◆ **Request**
Say how many lines contain "term", using only the number.
----------
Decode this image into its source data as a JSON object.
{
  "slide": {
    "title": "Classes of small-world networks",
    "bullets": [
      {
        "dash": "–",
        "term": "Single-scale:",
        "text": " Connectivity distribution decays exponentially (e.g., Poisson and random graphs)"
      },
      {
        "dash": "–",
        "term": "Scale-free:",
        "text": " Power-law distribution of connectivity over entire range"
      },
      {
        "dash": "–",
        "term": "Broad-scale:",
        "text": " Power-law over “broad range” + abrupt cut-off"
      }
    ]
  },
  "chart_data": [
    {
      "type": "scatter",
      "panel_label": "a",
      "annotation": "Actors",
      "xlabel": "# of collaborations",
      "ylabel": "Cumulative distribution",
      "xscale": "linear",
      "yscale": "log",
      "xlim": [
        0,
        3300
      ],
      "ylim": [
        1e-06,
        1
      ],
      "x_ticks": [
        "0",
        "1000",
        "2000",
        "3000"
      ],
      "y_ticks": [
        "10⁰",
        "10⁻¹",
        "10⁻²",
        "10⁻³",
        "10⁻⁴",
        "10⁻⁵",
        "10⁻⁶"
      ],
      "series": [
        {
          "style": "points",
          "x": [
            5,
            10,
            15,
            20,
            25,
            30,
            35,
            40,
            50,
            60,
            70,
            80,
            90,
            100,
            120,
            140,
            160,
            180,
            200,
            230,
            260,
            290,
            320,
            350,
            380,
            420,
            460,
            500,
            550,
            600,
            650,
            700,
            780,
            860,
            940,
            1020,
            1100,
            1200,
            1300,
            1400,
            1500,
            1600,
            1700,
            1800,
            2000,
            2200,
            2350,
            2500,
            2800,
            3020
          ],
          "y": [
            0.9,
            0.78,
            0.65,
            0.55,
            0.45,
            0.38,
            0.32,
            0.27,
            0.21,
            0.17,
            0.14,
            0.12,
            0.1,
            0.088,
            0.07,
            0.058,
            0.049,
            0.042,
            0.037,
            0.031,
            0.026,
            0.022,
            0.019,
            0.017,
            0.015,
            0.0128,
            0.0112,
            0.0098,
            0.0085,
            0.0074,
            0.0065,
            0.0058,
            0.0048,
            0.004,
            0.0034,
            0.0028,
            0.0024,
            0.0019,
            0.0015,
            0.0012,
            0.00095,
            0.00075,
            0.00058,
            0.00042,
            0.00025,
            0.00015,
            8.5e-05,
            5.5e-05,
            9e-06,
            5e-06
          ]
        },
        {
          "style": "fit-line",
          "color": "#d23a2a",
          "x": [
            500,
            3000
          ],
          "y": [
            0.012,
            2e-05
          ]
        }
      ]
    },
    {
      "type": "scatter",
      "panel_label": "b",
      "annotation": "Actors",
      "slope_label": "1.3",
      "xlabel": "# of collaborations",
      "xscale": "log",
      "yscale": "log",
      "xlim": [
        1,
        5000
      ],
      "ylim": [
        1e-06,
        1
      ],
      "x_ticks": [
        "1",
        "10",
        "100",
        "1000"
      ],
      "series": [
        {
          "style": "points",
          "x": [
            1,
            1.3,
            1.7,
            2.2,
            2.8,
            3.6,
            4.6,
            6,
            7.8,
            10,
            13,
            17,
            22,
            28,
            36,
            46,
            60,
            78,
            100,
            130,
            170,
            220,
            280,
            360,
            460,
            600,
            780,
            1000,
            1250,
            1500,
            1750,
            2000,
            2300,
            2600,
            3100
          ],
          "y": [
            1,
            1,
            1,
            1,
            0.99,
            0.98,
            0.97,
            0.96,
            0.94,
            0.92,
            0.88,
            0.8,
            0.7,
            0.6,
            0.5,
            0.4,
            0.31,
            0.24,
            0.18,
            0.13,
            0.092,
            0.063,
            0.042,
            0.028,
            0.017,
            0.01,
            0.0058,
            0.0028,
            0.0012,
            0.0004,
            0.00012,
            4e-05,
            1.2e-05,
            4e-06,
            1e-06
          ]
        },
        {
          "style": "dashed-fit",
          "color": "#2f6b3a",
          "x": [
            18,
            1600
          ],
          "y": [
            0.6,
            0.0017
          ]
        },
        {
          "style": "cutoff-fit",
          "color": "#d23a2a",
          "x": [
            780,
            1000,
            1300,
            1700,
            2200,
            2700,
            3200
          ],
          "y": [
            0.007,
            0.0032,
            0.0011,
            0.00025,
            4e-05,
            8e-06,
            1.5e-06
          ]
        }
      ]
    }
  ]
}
----------
◆ **Solution to this problem**
3